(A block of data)
↓↓↓

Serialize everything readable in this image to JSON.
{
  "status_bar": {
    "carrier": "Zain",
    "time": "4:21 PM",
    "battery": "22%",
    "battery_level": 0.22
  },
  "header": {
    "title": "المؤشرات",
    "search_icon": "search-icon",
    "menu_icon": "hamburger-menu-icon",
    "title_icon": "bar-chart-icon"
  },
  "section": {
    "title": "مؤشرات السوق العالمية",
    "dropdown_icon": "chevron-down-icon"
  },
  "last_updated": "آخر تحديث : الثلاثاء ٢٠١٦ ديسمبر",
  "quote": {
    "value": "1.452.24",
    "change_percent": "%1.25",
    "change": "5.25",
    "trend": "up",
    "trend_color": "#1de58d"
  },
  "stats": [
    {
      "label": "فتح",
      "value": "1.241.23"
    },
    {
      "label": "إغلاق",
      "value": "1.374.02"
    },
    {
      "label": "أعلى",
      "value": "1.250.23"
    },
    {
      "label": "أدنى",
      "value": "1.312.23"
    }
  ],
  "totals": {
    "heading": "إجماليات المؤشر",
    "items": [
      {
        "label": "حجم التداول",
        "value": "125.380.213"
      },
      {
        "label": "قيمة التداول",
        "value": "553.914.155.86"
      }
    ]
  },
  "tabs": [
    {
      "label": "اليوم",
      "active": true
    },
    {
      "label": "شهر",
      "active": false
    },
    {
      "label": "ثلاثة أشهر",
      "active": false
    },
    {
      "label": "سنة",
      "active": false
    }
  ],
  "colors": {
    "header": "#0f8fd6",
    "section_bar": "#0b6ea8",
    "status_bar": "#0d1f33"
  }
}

↑↑↑

## [PROBLEM TO SOLVE]
Reproduce each entry exactly, leaving out nothing.

## [WORKED ANSWER]
Serialize everything readable in this image to JSON.
{
  "status_bar": {
    "carrier": "Zain",
    "time": "4:21 PM",
    "battery": "22%",
    "battery_level": 0.22
  },
  "header": {
    "title": "المؤشرات",
    "search_icon": "search-icon",
    "menu_icon": "hamburger-menu-icon",
    "title_icon": "bar-chart-icon"
  },
  "section": {
    "title": "مؤشرات السوق العالمية",
    "dropdown_icon": "chevron-down-icon"
  },
  "last_updated": "آخر تحديث : الثلاثاء ٢٠١٦ ديسمبر",
  "quote": {
    "value": "1.452.24",
    "change_percent": "%1.25",
    "change": "5.25",
    "trend": "up",
    "trend_color": "#1de58d"
  },
  "stats": [
    {
      "label": "فتح",
      "value": "1.241.23"
    },
    {
      "label": "إغلاق",
      "value": "1.374.02"
    },
    {
      "label": "أعلى",
      "value": "1.250.23"
    },
    {
      "label": "أدنى",
      "value": "1.312.23"
    }
  ],
  "totals": {
    "heading": "إجماليات المؤشر",
    "items": [
      {
        "label": "حجم التداول",
        "value": "125.380.213"
      },
      {
        "label": "قيمة التداول",
        "value": "553.914.155.86"
      }
    ]
  },
  "tabs": [
    {
      "label": "اليوم",
      "active": true
    },
    {
      "label": "شهر",
      "active": false
    },
    {
      "label": "ثلاثة أشهر",
      "active": false
    },
    {
      "label": "سنة",
      "active": false
    }
  ],
  "colors": {
    "header": "#0f8fd6",
    "section_bar": "#0b6ea8",
    "status_bar": "#0d1f33"
  }
}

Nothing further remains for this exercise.